**DESCRIPTION OF THE TASK:** Locate every line in the records below that contains the word "Apparent", and copy each one.

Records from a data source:
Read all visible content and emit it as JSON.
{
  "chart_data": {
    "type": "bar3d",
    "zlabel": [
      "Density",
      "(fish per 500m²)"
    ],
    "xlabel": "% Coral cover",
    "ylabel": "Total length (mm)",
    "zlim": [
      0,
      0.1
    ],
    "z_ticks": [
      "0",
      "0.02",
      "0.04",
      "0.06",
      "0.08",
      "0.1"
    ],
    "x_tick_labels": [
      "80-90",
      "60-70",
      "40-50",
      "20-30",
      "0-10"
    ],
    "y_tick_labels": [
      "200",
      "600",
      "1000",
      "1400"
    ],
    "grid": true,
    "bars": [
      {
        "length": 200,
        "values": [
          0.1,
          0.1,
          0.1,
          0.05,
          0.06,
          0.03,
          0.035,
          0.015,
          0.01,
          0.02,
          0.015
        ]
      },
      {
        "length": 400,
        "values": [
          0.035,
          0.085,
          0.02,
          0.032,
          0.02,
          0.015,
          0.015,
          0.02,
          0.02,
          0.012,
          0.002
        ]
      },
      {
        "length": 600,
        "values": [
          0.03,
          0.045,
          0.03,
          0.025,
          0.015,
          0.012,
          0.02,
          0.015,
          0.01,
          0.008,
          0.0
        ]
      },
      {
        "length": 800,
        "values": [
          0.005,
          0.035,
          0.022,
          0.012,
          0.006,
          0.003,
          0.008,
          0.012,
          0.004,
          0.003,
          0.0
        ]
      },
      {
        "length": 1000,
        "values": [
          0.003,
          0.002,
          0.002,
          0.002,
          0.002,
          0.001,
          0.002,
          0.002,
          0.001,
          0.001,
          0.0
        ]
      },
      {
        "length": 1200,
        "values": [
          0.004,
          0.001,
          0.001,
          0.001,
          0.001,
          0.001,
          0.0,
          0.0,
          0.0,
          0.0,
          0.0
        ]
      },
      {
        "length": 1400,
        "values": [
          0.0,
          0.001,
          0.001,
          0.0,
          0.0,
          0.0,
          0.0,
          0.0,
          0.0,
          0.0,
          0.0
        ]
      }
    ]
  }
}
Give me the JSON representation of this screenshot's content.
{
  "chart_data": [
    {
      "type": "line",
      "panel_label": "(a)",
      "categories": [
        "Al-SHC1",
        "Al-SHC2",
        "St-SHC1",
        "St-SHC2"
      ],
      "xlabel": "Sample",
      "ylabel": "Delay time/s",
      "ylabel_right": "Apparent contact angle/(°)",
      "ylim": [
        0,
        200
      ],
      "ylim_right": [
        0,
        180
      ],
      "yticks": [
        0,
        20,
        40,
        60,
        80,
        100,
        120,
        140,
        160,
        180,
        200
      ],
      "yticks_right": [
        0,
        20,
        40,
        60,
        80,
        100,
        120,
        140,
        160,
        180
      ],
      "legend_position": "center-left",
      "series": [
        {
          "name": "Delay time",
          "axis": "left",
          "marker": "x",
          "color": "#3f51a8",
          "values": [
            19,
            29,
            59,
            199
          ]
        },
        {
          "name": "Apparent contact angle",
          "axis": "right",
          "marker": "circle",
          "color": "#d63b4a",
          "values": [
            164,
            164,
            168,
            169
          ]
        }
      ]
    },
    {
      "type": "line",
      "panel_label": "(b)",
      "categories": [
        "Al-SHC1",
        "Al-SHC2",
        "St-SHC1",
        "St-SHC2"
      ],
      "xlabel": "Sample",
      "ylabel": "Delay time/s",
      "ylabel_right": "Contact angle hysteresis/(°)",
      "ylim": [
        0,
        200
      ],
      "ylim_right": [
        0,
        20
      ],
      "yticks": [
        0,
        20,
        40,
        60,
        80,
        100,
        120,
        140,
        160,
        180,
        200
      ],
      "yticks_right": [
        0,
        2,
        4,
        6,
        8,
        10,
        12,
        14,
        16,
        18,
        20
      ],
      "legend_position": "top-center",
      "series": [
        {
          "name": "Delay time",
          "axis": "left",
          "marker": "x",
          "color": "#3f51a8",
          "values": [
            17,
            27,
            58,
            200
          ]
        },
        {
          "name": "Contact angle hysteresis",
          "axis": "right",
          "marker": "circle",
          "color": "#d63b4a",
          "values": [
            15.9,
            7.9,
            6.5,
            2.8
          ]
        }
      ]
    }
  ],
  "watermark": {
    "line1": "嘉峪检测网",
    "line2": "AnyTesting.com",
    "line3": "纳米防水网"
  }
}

==

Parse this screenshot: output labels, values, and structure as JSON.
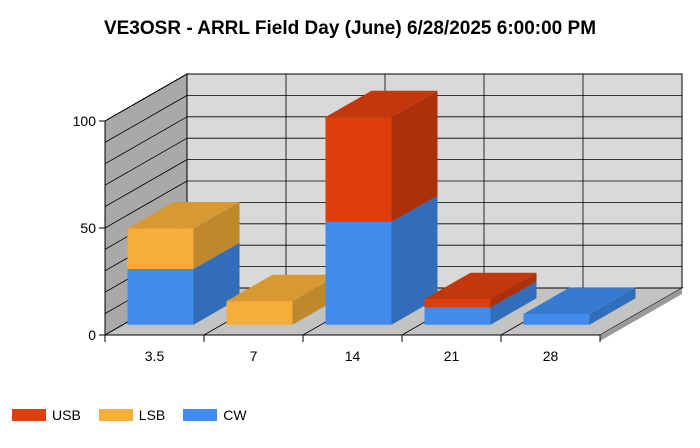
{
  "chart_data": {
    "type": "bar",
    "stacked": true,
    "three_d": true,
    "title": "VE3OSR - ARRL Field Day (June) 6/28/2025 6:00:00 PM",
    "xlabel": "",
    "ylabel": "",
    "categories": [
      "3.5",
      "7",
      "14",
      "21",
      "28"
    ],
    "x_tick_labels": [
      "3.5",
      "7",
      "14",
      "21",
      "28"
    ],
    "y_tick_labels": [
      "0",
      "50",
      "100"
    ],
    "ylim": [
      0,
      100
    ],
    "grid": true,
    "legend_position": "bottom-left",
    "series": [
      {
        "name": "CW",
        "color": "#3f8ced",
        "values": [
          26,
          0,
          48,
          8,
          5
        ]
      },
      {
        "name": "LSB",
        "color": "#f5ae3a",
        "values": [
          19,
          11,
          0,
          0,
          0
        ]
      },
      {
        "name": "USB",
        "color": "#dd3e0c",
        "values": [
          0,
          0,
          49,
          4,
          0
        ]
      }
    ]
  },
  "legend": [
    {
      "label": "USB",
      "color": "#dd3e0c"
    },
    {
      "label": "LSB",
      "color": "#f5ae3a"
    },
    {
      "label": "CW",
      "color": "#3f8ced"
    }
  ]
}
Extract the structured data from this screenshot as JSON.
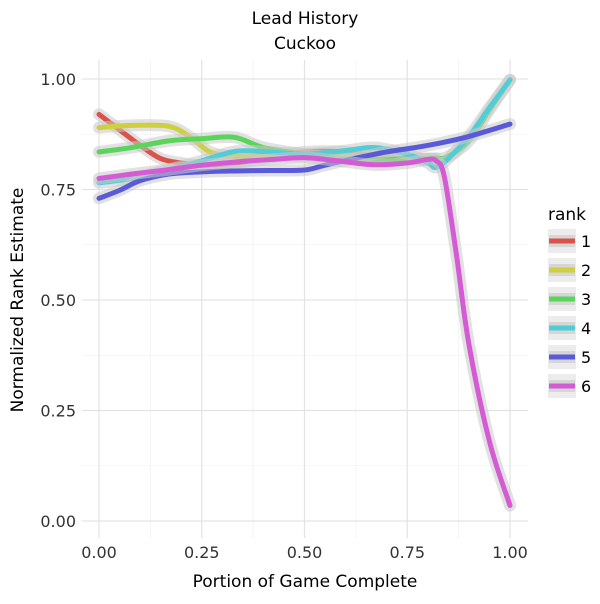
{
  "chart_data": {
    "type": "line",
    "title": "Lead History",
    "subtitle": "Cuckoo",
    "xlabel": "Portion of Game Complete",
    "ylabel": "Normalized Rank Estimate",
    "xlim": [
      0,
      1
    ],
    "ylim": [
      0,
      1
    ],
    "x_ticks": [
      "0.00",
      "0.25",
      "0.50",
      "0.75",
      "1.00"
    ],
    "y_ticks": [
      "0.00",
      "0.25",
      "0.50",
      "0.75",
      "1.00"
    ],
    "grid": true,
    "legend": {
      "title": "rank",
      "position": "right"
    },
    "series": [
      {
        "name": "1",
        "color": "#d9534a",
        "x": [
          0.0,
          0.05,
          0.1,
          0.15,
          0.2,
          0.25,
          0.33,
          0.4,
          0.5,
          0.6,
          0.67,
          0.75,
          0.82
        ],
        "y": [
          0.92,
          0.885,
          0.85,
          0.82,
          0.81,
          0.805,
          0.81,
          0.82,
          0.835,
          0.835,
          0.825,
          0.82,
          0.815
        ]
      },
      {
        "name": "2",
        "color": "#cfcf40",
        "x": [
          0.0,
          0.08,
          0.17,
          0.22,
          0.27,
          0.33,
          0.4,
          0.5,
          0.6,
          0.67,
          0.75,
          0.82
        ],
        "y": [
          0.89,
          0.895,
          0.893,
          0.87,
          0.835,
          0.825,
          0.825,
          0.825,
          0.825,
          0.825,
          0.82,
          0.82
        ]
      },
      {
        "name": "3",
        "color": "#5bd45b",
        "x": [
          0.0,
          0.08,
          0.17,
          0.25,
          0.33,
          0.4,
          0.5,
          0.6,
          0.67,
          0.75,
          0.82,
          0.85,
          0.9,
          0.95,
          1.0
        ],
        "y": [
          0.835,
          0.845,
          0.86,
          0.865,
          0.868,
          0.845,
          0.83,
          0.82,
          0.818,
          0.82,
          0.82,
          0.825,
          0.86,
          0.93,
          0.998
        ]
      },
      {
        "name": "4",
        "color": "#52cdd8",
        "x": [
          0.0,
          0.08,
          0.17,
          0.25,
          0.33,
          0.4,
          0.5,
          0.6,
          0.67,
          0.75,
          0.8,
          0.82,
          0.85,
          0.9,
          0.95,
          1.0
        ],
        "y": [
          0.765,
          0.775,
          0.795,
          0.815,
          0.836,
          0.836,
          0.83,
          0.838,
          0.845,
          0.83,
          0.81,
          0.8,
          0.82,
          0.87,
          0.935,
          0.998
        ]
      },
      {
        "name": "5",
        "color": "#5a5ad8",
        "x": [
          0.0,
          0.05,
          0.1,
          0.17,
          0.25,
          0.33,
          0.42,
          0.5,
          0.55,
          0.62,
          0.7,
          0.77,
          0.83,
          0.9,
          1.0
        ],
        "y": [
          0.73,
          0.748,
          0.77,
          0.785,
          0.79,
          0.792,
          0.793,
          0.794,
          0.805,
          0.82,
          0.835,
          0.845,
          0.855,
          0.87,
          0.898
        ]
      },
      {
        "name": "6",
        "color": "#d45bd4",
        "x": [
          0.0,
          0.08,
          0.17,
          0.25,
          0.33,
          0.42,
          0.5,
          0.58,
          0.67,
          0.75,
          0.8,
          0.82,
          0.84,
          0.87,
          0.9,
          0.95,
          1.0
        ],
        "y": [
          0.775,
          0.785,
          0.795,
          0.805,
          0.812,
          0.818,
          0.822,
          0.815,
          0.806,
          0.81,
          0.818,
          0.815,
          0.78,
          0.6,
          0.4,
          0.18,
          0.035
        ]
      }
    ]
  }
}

**TASK OUTPUT:**
      "ylabel_right": "Apparent contact angle/(°)",
          "name": "Apparent contact angle",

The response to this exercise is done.